## Directions
Leave the pictures out and transcribe every record exactly.

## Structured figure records
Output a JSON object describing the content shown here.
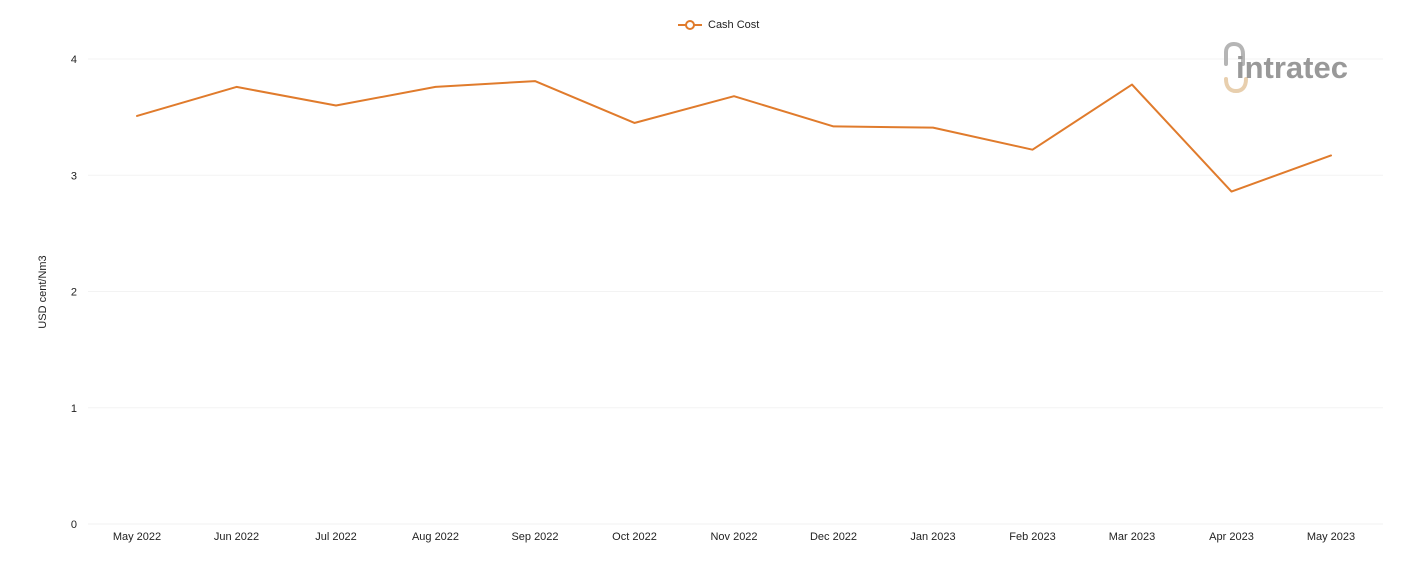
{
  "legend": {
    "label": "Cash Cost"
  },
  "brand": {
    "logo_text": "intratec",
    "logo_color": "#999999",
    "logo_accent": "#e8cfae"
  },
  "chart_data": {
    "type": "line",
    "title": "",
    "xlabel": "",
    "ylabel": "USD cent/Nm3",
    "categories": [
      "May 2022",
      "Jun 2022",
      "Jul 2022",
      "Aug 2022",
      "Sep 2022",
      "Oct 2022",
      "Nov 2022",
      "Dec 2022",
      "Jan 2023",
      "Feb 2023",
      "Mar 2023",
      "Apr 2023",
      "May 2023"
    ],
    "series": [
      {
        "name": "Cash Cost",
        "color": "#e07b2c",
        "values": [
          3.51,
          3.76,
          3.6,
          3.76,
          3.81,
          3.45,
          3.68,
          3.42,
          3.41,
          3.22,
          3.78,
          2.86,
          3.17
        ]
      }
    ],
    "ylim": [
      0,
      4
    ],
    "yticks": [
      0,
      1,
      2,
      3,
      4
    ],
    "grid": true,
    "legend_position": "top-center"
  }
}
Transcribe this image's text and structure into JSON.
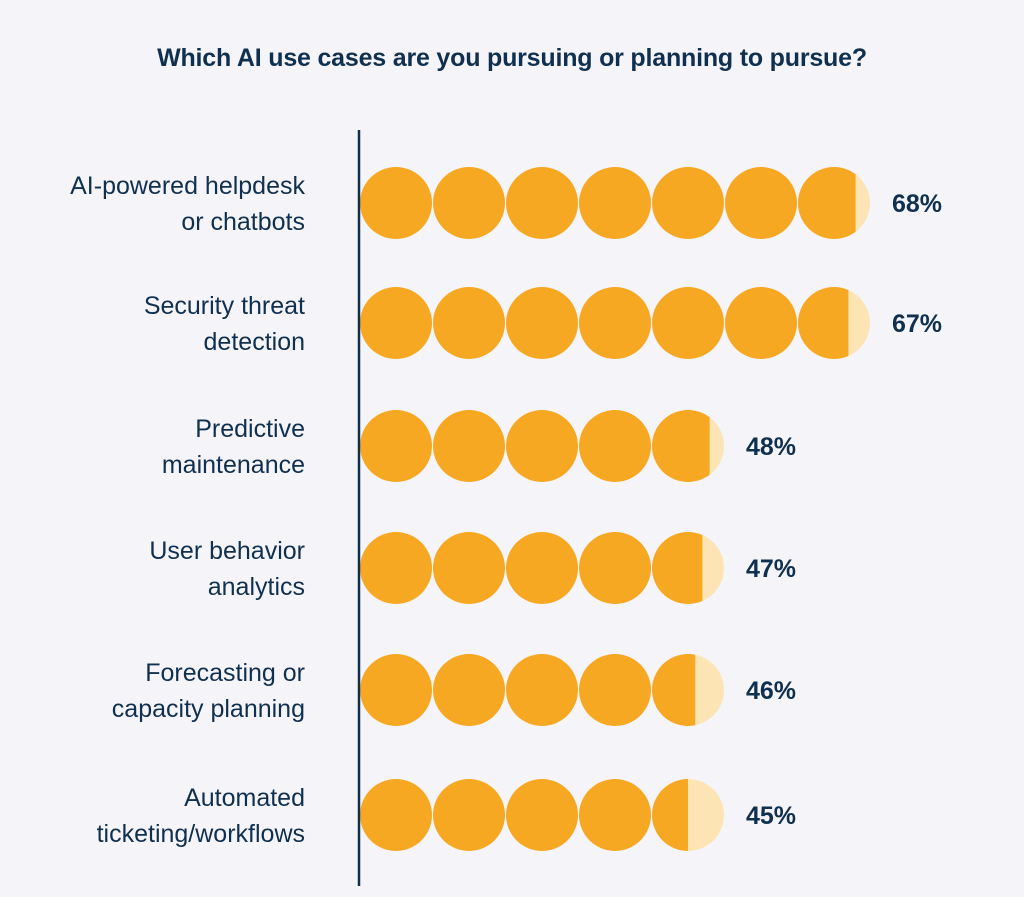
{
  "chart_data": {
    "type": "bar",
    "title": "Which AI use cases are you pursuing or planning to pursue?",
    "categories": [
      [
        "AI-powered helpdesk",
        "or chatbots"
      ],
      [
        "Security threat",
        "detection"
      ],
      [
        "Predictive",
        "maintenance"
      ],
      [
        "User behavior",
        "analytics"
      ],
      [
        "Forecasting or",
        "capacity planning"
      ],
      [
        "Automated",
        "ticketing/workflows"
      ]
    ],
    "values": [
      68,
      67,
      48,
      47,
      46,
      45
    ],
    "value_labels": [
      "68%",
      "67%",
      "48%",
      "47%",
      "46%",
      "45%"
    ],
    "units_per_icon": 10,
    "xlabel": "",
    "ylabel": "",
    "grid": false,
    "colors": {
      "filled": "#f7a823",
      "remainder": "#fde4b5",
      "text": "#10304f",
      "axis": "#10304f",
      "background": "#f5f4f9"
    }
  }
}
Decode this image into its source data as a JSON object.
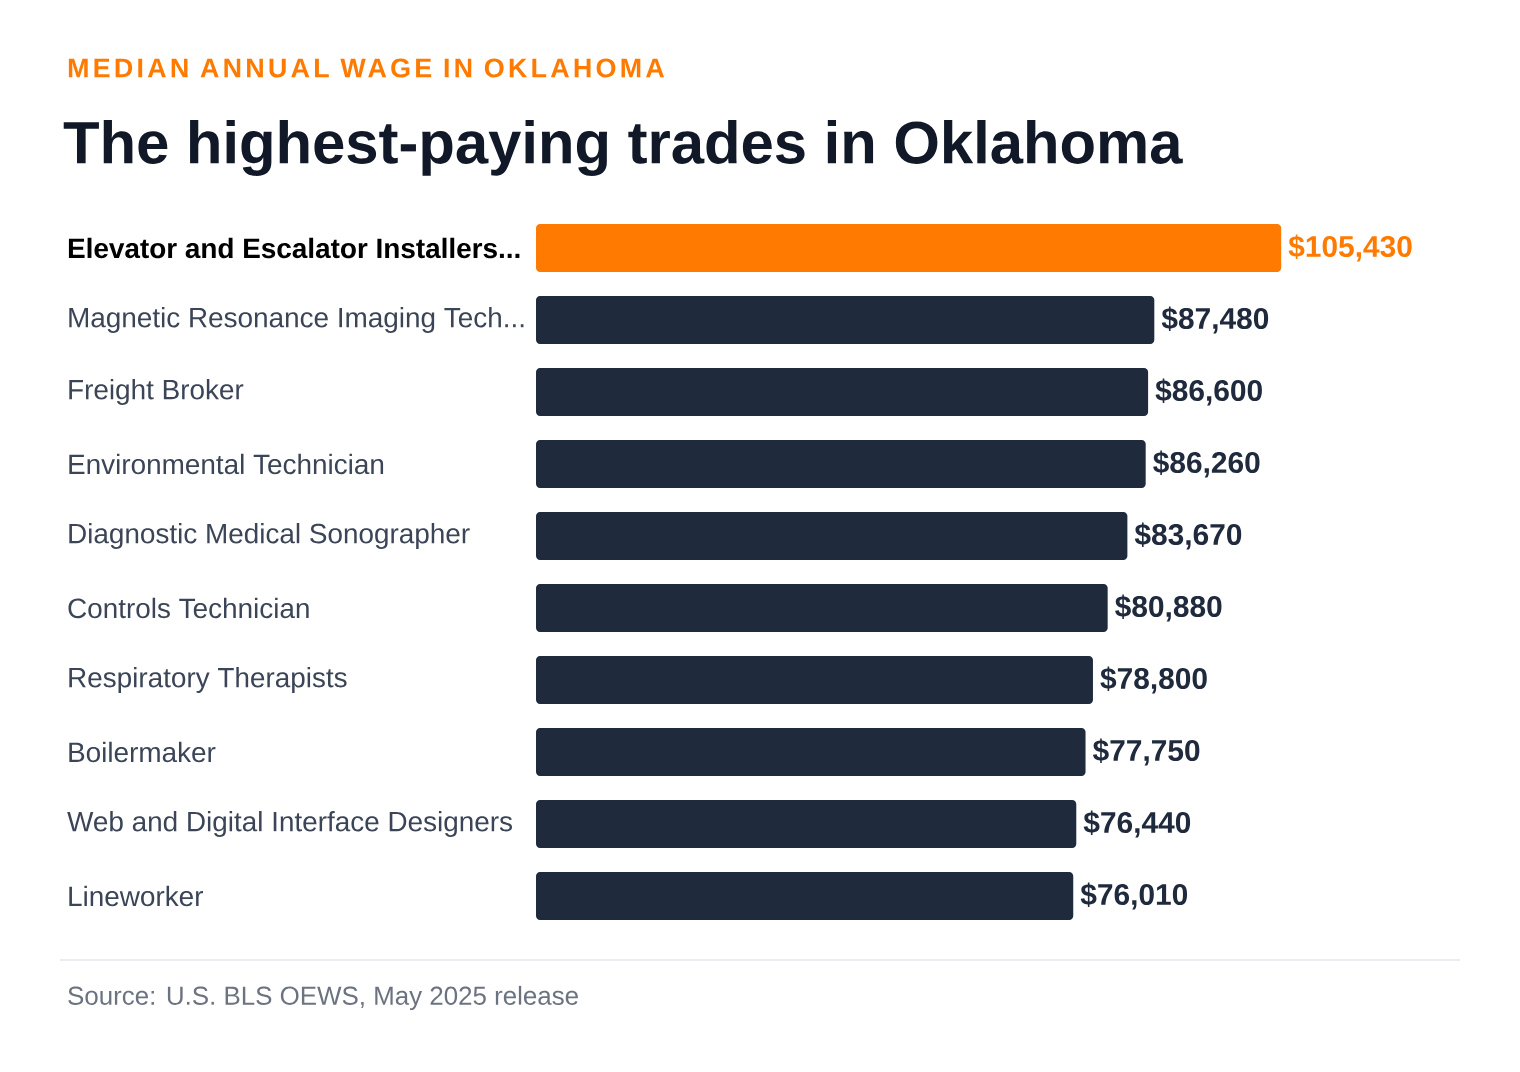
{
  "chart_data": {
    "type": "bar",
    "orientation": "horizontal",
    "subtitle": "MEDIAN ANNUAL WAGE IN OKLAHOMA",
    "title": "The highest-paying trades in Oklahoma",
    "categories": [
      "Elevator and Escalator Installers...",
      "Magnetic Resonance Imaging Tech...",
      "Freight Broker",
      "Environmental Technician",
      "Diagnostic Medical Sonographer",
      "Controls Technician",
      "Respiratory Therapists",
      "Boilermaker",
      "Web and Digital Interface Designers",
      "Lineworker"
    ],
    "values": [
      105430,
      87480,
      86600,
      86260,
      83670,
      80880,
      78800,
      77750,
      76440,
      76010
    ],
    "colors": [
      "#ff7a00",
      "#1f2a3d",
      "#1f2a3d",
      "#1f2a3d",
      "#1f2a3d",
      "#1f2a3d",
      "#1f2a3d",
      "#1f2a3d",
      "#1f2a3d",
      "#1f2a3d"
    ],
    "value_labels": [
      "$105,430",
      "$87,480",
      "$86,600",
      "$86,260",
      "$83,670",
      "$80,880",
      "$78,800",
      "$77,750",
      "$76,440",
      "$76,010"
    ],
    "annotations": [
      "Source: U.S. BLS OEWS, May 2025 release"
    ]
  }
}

## Solution to this exercise
Output a JSON object describing the content shown here.
{
  "legend": {
    "label": "Cash Cost"
  },
  "brand": {
    "logo_text": "intratec",
    "logo_color": "#999999",
    "logo_accent": "#e8cfae"
  },
  "chart_data": {
    "type": "line",
    "title": "",
    "xlabel": "",
    "ylabel": "USD cent/Nm3",
    "categories": [
      "May 2022",
      "Jun 2022",
      "Jul 2022",
      "Aug 2022",
      "Sep 2022",
      "Oct 2022",
      "Nov 2022",
      "Dec 2022",
      "Jan 2023",
      "Feb 2023",
      "Mar 2023",
      "Apr 2023",
      "May 2023"
    ],
    "series": [
      {
        "name": "Cash Cost",
        "color": "#e07b2c",
        "values": [
          3.51,
          3.76,
          3.6,
          3.76,
          3.81,
          3.45,
          3.68,
          3.42,
          3.41,
          3.22,
          3.78,
          2.86,
          3.17
        ]
      }
    ],
    "ylim": [
      0,
      4
    ],
    "yticks": [
      0,
      1,
      2,
      3,
      4
    ],
    "grid": true,
    "legend_position": "top-center"
  }
}
Transcribe this image's text and structure into JSON.
{
  "chart_data": {
    "type": "bar",
    "title": "Which AI use cases are you pursuing or planning to pursue?",
    "categories": [
      [
        "AI-powered helpdesk",
        "or chatbots"
      ],
      [
        "Security threat",
        "detection"
      ],
      [
        "Predictive",
        "maintenance"
      ],
      [
        "User behavior",
        "analytics"
      ],
      [
        "Forecasting or",
        "capacity planning"
      ],
      [
        "Automated",
        "ticketing/workflows"
      ]
    ],
    "values": [
      68,
      67,
      48,
      47,
      46,
      45
    ],
    "value_labels": [
      "68%",
      "67%",
      "48%",
      "47%",
      "46%",
      "45%"
    ],
    "units_per_icon": 10,
    "xlabel": "",
    "ylabel": "",
    "grid": false,
    "colors": {
      "filled": "#f7a823",
      "remainder": "#fde4b5",
      "text": "#10304f",
      "axis": "#10304f",
      "background": "#f5f4f9"
    }
  }
}
Decode this image into its source data as a JSON object.
{
  "chart_data": {
    "type": "bar",
    "orientation": "horizontal",
    "subtitle": "MEDIAN ANNUAL WAGE IN OKLAHOMA",
    "title": "The highest-paying trades in Oklahoma",
    "categories": [
      "Elevator and Escalator Installers...",
      "Magnetic Resonance Imaging Tech...",
      "Freight Broker",
      "Environmental Technician",
      "Diagnostic Medical Sonographer",
      "Controls Technician",
      "Respiratory Therapists",
      "Boilermaker",
      "Web and Digital Interface Designers",
      "Lineworker"
    ],
    "values": [
      105430,
      87480,
      86600,
      86260,
      83670,
      80880,
      78800,
      77750,
      76440,
      76010
    ],
    "colors": [
      "#ff7a00",
      "#1f2a3d",
      "#1f2a3d",
      "#1f2a3d",
      "#1f2a3d",
      "#1f2a3d",
      "#1f2a3d",
      "#1f2a3d",
      "#1f2a3d",
      "#1f2a3d"
    ],
    "value_labels": [
      "$105,430",
      "$87,480",
      "$86,600",
      "$86,260",
      "$83,670",
      "$80,880",
      "$78,800",
      "$77,750",
      "$76,440",
      "$76,010"
    ],
    "annotations": [
      "Source: U.S. BLS OEWS, May 2025 release"
    ]
  }
}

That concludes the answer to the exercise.